Task prompt: Reproduce each line exactly. Skip none.

----

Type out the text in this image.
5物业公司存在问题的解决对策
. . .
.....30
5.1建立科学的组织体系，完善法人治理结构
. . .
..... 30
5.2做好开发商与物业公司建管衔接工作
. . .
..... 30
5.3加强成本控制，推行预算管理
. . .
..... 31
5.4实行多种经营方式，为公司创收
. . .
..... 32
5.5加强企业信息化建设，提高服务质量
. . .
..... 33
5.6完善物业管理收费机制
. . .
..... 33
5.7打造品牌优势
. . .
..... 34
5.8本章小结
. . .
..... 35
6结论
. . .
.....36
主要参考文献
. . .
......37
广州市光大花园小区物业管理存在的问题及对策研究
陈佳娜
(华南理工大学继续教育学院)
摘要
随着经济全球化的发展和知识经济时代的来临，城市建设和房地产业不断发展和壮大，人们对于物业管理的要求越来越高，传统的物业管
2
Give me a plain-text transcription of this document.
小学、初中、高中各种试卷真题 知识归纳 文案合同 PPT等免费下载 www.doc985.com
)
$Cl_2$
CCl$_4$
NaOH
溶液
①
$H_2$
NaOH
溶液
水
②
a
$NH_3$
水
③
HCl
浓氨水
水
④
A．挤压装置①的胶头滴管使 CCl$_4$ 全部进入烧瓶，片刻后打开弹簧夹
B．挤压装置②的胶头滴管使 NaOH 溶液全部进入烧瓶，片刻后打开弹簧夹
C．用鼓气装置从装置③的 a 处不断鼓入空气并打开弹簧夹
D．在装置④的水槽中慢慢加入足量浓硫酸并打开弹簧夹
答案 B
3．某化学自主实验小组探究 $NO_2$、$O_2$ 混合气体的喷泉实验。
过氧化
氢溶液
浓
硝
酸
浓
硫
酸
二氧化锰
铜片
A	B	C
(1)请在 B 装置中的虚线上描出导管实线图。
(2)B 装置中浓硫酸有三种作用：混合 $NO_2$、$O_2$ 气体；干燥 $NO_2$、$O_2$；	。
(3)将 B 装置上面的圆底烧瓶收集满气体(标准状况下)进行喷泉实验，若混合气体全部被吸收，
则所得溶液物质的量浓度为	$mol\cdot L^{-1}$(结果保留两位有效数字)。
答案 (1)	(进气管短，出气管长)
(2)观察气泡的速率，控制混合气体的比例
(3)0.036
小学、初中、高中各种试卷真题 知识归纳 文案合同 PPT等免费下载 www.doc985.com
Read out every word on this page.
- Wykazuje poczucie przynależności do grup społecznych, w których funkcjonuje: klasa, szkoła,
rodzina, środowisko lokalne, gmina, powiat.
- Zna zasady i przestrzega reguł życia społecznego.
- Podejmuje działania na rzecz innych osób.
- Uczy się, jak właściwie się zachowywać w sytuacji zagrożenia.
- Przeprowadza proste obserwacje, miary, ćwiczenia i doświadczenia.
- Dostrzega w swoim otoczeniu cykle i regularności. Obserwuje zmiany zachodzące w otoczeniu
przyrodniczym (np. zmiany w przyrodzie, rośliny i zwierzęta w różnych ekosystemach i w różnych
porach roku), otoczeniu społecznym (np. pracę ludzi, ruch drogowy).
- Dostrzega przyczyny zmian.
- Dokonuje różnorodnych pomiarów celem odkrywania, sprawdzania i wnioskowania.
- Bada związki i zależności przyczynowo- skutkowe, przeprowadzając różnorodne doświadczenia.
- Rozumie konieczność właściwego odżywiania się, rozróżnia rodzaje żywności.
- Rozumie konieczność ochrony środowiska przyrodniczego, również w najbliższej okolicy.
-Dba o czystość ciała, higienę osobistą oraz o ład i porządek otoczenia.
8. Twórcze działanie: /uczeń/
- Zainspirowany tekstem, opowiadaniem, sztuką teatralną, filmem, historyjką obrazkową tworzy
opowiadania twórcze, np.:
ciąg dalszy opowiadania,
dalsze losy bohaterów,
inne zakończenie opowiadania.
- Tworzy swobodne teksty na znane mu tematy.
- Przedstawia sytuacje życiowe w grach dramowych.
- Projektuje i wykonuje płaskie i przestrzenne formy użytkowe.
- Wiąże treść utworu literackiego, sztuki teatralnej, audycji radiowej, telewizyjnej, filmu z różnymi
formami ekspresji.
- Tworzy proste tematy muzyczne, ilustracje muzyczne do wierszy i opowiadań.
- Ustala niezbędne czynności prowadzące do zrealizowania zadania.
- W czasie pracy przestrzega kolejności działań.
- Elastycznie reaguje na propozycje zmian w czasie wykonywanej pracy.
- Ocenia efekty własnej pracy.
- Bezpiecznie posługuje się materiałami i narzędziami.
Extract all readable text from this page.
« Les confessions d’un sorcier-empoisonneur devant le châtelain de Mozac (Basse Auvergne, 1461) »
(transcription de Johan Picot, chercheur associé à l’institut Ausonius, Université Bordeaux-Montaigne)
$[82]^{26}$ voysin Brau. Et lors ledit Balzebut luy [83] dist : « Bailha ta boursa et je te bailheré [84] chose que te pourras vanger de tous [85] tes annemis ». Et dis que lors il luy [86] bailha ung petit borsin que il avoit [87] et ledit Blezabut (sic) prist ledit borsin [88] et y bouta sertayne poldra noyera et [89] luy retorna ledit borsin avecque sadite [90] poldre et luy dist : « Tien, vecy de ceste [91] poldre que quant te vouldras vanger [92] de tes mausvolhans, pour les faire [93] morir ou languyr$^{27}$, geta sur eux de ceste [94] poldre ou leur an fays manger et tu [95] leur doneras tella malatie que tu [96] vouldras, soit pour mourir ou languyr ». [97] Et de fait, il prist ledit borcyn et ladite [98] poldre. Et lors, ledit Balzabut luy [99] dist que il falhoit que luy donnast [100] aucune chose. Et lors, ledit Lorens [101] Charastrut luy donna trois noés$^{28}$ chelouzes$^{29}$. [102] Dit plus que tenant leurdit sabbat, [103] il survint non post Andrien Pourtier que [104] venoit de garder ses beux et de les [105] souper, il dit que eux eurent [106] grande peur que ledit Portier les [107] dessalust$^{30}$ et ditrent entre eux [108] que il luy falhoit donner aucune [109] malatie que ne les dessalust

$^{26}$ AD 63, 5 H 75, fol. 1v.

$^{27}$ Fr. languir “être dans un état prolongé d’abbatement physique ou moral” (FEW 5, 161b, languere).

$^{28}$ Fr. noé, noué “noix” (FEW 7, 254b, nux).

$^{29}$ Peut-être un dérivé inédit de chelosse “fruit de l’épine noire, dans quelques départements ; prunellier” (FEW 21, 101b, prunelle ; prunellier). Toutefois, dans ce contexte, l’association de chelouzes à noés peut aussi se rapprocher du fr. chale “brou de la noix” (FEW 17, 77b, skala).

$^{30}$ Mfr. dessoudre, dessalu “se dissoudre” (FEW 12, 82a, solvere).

----

Solution below:
Type out the text in this image.
5物业公司存在问题的解决对策
. . .
.....30
5.1建立科学的组织体系，完善法人治理结构
. . .
..... 30
5.2做好开发商与物业公司建管衔接工作
. . .
..... 30
5.3加强成本控制，推行预算管理
. . .
..... 31
5.4实行多种经营方式，为公司创收
. . .
..... 32
5.5加强企业信息化建设，提高服务质量
. . .
..... 33
5.6完善物业管理收费机制
. . .
..... 33
5.7打造品牌优势
. . .
..... 34
5.8本章小结
. . .
..... 35
6结论
. . .
.....36
主要参考文献
. . .
......37
广州市光大花园小区物业管理存在的问题及对策研究
陈佳娜
(华南理工大学继续教育学院)
摘要
随着经济全球化的发展和知识经济时代的来临，城市建设和房地产业不断发展和壮大，人们对于物业管理的要求越来越高，传统的物业管
2
Give me a plain-text transcription of this document.
小学、初中、高中各种试卷真题 知识归纳 文案合同 PPT等免费下载 www.doc985.com
)
$Cl_2$
CCl$_4$
NaOH
溶液
①
$H_2$
NaOH
溶液
水
②
a
$NH_3$
水
③
HCl
浓氨水
水
④
A．挤压装置①的胶头滴管使 CCl$_4$ 全部进入烧瓶，片刻后打开弹簧夹
B．挤压装置②的胶头滴管使 NaOH 溶液全部进入烧瓶，片刻后打开弹簧夹
C．用鼓气装置从装置③的 a 处不断鼓入空气并打开弹簧夹
D．在装置④的水槽中慢慢加入足量浓硫酸并打开弹簧夹
答案 B
3．某化学自主实验小组探究 $NO_2$、$O_2$ 混合气体的喷泉实验。
过氧化
氢溶液
浓
硝
酸
浓
硫
酸
二氧化锰
铜片
A	B	C
(1)请在 B 装置中的虚线上描出导管实线图。
(2)B 装置中浓硫酸有三种作用：混合 $NO_2$、$O_2$ 气体；干燥 $NO_2$、$O_2$；	。
(3)将 B 装置上面的圆底烧瓶收集满气体(标准状况下)进行喷泉实验，若混合气体全部被吸收，
则所得溶液物质的量浓度为	$mol\cdot L^{-1}$(结果保留两位有效数字)。
答案 (1)	(进气管短，出气管长)
(2)观察气泡的速率，控制混合气体的比例
(3)0.036
小学、初中、高中各种试卷真题 知识归纳 文案合同 PPT等免费下载 www.doc985.com
Read out every word on this page.
- Wykazuje poczucie przynależności do grup społecznych, w których funkcjonuje: klasa, szkoła,
rodzina, środowisko lokalne, gmina, powiat.
- Zna zasady i przestrzega reguł życia społecznego.
- Podejmuje działania na rzecz innych osób.
- Uczy się, jak właściwie się zachowywać w sytuacji zagrożenia.
- Przeprowadza proste obserwacje, miary, ćwiczenia i doświadczenia.
- Dostrzega w swoim otoczeniu cykle i regularności. Obserwuje zmiany zachodzące w otoczeniu
przyrodniczym (np. zmiany w przyrodzie, rośliny i zwierzęta w różnych ekosystemach i w różnych
porach roku), otoczeniu społecznym (np. pracę ludzi, ruch drogowy).
- Dostrzega przyczyny zmian.
- Dokonuje różnorodnych pomiarów celem odkrywania, sprawdzania i wnioskowania.
- Bada związki i zależności przyczynowo- skutkowe, przeprowadzając różnorodne doświadczenia.
- Rozumie konieczność właściwego odżywiania się, rozróżnia rodzaje żywności.
- Rozumie konieczność ochrony środowiska przyrodniczego, również w najbliższej okolicy.
-Dba o czystość ciała, higienę osobistą oraz o ład i porządek otoczenia.
8. Twórcze działanie: /uczeń/
- Zainspirowany tekstem, opowiadaniem, sztuką teatralną, filmem, historyjką obrazkową tworzy
opowiadania twórcze, np.:
ciąg dalszy opowiadania,
dalsze losy bohaterów,
inne zakończenie opowiadania.
- Tworzy swobodne teksty na znane mu tematy.
- Przedstawia sytuacje życiowe w grach dramowych.
- Projektuje i wykonuje płaskie i przestrzenne formy użytkowe.
- Wiąże treść utworu literackiego, sztuki teatralnej, audycji radiowej, telewizyjnej, filmu z różnymi
formami ekspresji.
- Tworzy proste tematy muzyczne, ilustracje muzyczne do wierszy i opowiadań.
- Ustala niezbędne czynności prowadzące do zrealizowania zadania.
- W czasie pracy przestrzega kolejności działań.
- Elastycznie reaguje na propozycje zmian w czasie wykonywanej pracy.
- Ocenia efekty własnej pracy.
- Bezpiecznie posługuje się materiałami i narzędziami.
Extract all readable text from this page.
« Les confessions d’un sorcier-empoisonneur devant le châtelain de Mozac (Basse Auvergne, 1461) »
(transcription de Johan Picot, chercheur associé à l’institut Ausonius, Université Bordeaux-Montaigne)
$[82]^{26}$ voysin Brau. Et lors ledit Balzebut luy [83] dist : « Bailha ta boursa et je te bailheré [84] chose que te pourras vanger de tous [85] tes annemis ». Et dis que lors il luy [86] bailha ung petit borsin que il avoit [87] et ledit Blezabut (sic) prist ledit borsin [88] et y bouta sertayne poldra noyera et [89] luy retorna ledit borsin avecque sadite [90] poldre et luy dist : « Tien, vecy de ceste [91] poldre que quant te vouldras vanger [92] de tes mausvolhans, pour les faire [93] morir ou languyr$^{27}$, geta sur eux de ceste [94] poldre ou leur an fays manger et tu [95] leur doneras tella malatie que tu [96] vouldras, soit pour mourir ou languyr ». [97] Et de fait, il prist ledit borcyn et ladite [98] poldre. Et lors, ledit Balzabut luy [99] dist que il falhoit que luy donnast [100] aucune chose. Et lors, ledit Lorens [101] Charastrut luy donna trois noés$^{28}$ chelouzes$^{29}$. [102] Dit plus que tenant leurdit sabbat, [103] il survint non post Andrien Pourtier que [104] venoit de garder ses beux et de les [105] souper, il dit que eux eurent [106] grande peur que ledit Portier les [107] dessalust$^{30}$ et ditrent entre eux [108] que il luy falhoit donner aucune [109] malatie que ne les dessalust

$^{26}$ AD 63, 5 H 75, fol. 1v.

$^{27}$ Fr. languir “être dans un état prolongé d’abbatement physique ou moral” (FEW 5, 161b, languere).

$^{28}$ Fr. noé, noué “noix” (FEW 7, 254b, nux).

$^{29}$ Peut-être un dérivé inédit de chelosse “fruit de l’épine noire, dans quelques départements ; prunellier” (FEW 21, 101b, prunelle ; prunellier). Toutefois, dans ce contexte, l’association de chelouzes à noés peut aussi se rapprocher du fr. chale “brou de la noix” (FEW 17, 77b, skala).

$^{30}$ Mfr. dessoudre, dessalu “se dissoudre” (FEW 12, 82a, solvere).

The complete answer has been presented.